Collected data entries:

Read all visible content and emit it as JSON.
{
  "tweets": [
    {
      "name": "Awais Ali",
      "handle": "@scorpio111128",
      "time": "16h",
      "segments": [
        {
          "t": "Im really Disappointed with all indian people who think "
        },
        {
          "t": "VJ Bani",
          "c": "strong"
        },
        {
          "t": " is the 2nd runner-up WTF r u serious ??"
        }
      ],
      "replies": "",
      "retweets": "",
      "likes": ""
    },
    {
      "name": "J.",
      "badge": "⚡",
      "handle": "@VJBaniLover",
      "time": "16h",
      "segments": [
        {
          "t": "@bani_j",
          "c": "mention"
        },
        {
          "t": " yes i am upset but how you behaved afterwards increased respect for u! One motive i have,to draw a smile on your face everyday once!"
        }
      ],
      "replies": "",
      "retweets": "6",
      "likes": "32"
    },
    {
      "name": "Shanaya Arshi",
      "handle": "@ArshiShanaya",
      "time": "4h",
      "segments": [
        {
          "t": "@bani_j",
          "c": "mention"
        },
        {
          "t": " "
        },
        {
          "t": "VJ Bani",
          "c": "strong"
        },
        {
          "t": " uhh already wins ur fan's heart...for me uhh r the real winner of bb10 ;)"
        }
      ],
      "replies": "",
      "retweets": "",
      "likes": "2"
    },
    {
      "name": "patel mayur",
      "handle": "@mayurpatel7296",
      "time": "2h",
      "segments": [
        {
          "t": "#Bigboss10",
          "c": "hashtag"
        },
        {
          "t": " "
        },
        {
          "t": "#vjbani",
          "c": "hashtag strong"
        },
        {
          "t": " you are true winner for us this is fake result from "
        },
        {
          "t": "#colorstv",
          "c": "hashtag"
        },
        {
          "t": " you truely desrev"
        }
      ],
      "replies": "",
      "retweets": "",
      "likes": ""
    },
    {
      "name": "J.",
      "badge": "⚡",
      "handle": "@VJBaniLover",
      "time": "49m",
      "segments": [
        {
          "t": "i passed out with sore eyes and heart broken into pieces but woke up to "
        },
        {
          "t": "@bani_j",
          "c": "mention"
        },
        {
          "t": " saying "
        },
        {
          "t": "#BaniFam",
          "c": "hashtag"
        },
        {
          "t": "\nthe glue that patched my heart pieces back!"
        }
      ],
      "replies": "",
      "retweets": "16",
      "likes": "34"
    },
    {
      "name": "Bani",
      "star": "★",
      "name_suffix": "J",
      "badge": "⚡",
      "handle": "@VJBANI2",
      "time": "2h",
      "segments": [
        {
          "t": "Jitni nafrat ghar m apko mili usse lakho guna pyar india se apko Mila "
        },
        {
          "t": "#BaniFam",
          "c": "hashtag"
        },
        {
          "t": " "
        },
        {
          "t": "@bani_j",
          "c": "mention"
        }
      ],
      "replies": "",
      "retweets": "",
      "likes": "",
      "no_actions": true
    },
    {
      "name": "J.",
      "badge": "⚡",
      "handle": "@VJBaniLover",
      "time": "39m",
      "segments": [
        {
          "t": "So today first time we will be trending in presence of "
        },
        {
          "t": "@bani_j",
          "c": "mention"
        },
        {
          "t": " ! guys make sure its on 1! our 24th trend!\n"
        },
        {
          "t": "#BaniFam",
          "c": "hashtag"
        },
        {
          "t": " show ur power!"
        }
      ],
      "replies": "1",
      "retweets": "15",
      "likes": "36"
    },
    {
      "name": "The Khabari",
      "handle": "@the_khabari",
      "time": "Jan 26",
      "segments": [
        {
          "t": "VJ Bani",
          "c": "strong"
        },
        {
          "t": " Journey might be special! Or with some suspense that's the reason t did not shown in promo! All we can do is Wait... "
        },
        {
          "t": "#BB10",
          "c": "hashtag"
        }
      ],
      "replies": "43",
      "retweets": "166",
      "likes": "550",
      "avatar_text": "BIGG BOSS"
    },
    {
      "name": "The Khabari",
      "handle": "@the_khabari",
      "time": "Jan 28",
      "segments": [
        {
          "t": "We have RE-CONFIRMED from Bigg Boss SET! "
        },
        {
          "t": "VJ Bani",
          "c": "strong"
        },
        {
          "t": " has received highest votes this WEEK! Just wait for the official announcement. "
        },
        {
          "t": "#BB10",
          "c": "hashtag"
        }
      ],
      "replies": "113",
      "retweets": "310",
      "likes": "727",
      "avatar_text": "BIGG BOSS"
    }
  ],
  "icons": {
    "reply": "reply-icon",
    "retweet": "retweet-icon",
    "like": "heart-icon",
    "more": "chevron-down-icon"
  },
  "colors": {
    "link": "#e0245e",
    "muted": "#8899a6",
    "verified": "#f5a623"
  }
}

Objective ->
Reproduce the material in full, with no word added or dropped.

Response to the task ->
Read all visible content and emit it as JSON.
{
  "tweets": [
    {
      "name": "Awais Ali",
      "handle": "@scorpio111128",
      "time": "16h",
      "segments": [
        {
          "t": "Im really Disappointed with all indian people who think "
        },
        {
          "t": "VJ Bani",
          "c": "strong"
        },
        {
          "t": " is the 2nd runner-up WTF r u serious ??"
        }
      ],
      "replies": "",
      "retweets": "",
      "likes": ""
    },
    {
      "name": "J.",
      "badge": "⚡",
      "handle": "@VJBaniLover",
      "time": "16h",
      "segments": [
        {
          "t": "@bani_j",
          "c": "mention"
        },
        {
          "t": " yes i am upset but how you behaved afterwards increased respect for u! One motive i have,to draw a smile on your face everyday once!"
        }
      ],
      "replies": "",
      "retweets": "6",
      "likes": "32"
    },
    {
      "name": "Shanaya Arshi",
      "handle": "@ArshiShanaya",
      "time": "4h",
      "segments": [
        {
          "t": "@bani_j",
          "c": "mention"
        },
        {
          "t": " "
        },
        {
          "t": "VJ Bani",
          "c": "strong"
        },
        {
          "t": " uhh already wins ur fan's heart...for me uhh r the real winner of bb10 ;)"
        }
      ],
      "replies": "",
      "retweets": "",
      "likes": "2"
    },
    {
      "name": "patel mayur",
      "handle": "@mayurpatel7296",
      "time": "2h",
      "segments": [
        {
          "t": "#Bigboss10",
          "c": "hashtag"
        },
        {
          "t": " "
        },
        {
          "t": "#vjbani",
          "c": "hashtag strong"
        },
        {
          "t": " you are true winner for us this is fake result from "
        },
        {
          "t": "#colorstv",
          "c": "hashtag"
        },
        {
          "t": " you truely desrev"
        }
      ],
      "replies": "",
      "retweets": "",
      "likes": ""
    },
    {
      "name": "J.",
      "badge": "⚡",
      "handle": "@VJBaniLover",
      "time": "49m",
      "segments": [
        {
          "t": "i passed out with sore eyes and heart broken into pieces but woke up to "
        },
        {
          "t": "@bani_j",
          "c": "mention"
        },
        {
          "t": " saying "
        },
        {
          "t": "#BaniFam",
          "c": "hashtag"
        },
        {
          "t": "\nthe glue that patched my heart pieces back!"
        }
      ],
      "replies": "",
      "retweets": "16",
      "likes": "34"
    },
    {
      "name": "Bani",
      "star": "★",
      "name_suffix": "J",
      "badge": "⚡",
      "handle": "@VJBANI2",
      "time": "2h",
      "segments": [
        {
          "t": "Jitni nafrat ghar m apko mili usse lakho guna pyar india se apko Mila "
        },
        {
          "t": "#BaniFam",
          "c": "hashtag"
        },
        {
          "t": " "
        },
        {
          "t": "@bani_j",
          "c": "mention"
        }
      ],
      "replies": "",
      "retweets": "",
      "likes": "",
      "no_actions": true
    },
    {
      "name": "J.",
      "badge": "⚡",
      "handle": "@VJBaniLover",
      "time": "39m",
      "segments": [
        {
          "t": "So today first time we will be trending in presence of "
        },
        {
          "t": "@bani_j",
          "c": "mention"
        },
        {
          "t": " ! guys make sure its on 1! our 24th trend!\n"
        },
        {
          "t": "#BaniFam",
          "c": "hashtag"
        },
        {
          "t": " show ur power!"
        }
      ],
      "replies": "1",
      "retweets": "15",
      "likes": "36"
    },
    {
      "name": "The Khabari",
      "handle": "@the_khabari",
      "time": "Jan 26",
      "segments": [
        {
          "t": "VJ Bani",
          "c": "strong"
        },
        {
          "t": " Journey might be special! Or with some suspense that's the reason t did not shown in promo! All we can do is Wait... "
        },
        {
          "t": "#BB10",
          "c": "hashtag"
        }
      ],
      "replies": "43",
      "retweets": "166",
      "likes": "550",
      "avatar_text": "BIGG BOSS"
    },
    {
      "name": "The Khabari",
      "handle": "@the_khabari",
      "time": "Jan 28",
      "segments": [
        {
          "t": "We have RE-CONFIRMED from Bigg Boss SET! "
        },
        {
          "t": "VJ Bani",
          "c": "strong"
        },
        {
          "t": " has received highest votes this WEEK! Just wait for the official announcement. "
        },
        {
          "t": "#BB10",
          "c": "hashtag"
        }
      ],
      "replies": "113",
      "retweets": "310",
      "likes": "727",
      "avatar_text": "BIGG BOSS"
    }
  ],
  "icons": {
    "reply": "reply-icon",
    "retweet": "retweet-icon",
    "like": "heart-icon",
    "more": "chevron-down-icon"
  },
  "colors": {
    "link": "#e0245e",
    "muted": "#8899a6",
    "verified": "#f5a623"
  }
}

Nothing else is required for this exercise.